* EXERCISE REQUIREMENTS: One number is all that is asked for: the number of lines below that hold the string "Father".

[Excerpts from a transcription dataset]
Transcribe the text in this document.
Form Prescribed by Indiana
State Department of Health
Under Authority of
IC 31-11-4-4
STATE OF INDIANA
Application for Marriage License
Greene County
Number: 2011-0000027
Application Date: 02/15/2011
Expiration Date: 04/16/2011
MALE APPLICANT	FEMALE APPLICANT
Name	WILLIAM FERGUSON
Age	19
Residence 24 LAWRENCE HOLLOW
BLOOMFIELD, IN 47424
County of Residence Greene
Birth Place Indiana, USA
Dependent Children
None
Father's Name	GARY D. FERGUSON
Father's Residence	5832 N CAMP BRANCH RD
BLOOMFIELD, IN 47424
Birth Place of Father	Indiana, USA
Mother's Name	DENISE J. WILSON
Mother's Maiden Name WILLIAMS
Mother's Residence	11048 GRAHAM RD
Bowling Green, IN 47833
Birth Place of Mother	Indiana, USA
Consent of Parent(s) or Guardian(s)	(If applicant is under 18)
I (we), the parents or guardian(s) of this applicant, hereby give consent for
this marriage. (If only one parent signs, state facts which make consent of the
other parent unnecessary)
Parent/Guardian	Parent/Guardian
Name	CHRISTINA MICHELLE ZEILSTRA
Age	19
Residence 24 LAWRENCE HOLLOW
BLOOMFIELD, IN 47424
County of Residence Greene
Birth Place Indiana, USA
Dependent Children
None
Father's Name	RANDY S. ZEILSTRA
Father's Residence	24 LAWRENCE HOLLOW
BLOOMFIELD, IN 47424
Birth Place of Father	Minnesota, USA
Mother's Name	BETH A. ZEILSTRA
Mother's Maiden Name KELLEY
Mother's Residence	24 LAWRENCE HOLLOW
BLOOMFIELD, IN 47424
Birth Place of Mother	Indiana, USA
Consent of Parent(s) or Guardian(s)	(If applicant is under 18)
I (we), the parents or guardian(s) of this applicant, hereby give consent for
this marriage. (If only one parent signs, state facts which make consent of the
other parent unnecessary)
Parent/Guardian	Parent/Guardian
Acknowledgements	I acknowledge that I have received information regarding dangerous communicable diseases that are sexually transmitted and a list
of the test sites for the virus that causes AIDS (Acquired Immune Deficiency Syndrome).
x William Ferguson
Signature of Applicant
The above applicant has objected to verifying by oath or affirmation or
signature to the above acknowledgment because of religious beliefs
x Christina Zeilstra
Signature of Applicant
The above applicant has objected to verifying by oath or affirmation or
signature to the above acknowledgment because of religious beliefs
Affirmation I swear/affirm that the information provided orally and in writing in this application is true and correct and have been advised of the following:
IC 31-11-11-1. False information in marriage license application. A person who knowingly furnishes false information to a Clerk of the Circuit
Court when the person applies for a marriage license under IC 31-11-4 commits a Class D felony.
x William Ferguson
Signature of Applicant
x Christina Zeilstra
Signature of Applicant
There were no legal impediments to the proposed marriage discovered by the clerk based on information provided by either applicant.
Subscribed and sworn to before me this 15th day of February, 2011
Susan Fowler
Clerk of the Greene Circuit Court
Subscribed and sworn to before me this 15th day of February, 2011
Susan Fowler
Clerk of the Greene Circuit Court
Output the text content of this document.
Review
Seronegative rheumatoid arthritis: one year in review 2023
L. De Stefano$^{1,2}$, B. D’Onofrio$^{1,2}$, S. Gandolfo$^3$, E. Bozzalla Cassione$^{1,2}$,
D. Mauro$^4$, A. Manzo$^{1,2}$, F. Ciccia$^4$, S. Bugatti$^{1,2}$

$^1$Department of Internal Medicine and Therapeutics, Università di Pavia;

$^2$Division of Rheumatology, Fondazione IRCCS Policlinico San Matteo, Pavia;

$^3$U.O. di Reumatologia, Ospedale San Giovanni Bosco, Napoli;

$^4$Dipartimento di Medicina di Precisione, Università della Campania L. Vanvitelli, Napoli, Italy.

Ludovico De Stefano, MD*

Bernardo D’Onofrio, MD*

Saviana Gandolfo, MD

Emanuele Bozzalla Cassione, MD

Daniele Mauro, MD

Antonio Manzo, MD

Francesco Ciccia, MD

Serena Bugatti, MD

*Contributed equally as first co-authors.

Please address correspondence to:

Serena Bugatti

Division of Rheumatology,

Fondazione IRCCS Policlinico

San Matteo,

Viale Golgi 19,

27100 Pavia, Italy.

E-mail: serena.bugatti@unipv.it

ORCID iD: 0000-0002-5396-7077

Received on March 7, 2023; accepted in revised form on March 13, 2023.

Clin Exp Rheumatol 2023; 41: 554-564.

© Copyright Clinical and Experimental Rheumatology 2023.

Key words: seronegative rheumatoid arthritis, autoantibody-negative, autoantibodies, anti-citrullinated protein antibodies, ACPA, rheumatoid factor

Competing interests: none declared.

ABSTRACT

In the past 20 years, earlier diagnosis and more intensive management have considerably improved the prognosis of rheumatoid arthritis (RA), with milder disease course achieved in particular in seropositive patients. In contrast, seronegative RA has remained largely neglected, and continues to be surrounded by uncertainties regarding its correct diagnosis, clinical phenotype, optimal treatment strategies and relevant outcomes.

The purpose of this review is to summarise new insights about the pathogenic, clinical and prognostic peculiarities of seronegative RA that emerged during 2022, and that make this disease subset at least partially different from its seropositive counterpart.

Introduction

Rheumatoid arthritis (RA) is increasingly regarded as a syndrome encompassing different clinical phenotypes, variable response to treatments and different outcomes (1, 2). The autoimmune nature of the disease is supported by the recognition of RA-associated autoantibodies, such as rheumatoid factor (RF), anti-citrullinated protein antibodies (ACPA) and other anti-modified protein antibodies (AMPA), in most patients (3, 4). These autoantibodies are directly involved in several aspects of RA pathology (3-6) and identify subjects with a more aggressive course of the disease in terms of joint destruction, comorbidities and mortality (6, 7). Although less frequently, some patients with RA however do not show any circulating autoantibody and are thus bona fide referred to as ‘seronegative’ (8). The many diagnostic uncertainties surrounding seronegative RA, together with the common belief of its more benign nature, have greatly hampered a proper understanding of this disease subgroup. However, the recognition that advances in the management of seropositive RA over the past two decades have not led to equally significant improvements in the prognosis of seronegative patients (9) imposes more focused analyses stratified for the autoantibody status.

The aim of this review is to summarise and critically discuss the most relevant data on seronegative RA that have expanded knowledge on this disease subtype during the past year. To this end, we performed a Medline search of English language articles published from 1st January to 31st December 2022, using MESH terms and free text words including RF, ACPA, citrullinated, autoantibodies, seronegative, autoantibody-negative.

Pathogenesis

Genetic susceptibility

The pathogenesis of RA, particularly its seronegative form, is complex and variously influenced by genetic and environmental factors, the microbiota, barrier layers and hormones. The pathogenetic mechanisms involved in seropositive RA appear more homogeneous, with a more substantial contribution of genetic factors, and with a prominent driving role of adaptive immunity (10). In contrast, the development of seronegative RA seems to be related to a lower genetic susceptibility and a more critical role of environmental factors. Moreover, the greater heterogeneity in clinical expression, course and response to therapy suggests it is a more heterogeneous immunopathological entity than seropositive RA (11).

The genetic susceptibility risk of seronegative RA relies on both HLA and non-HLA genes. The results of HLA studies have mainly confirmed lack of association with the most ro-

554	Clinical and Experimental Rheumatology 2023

* THE ANSWER: 6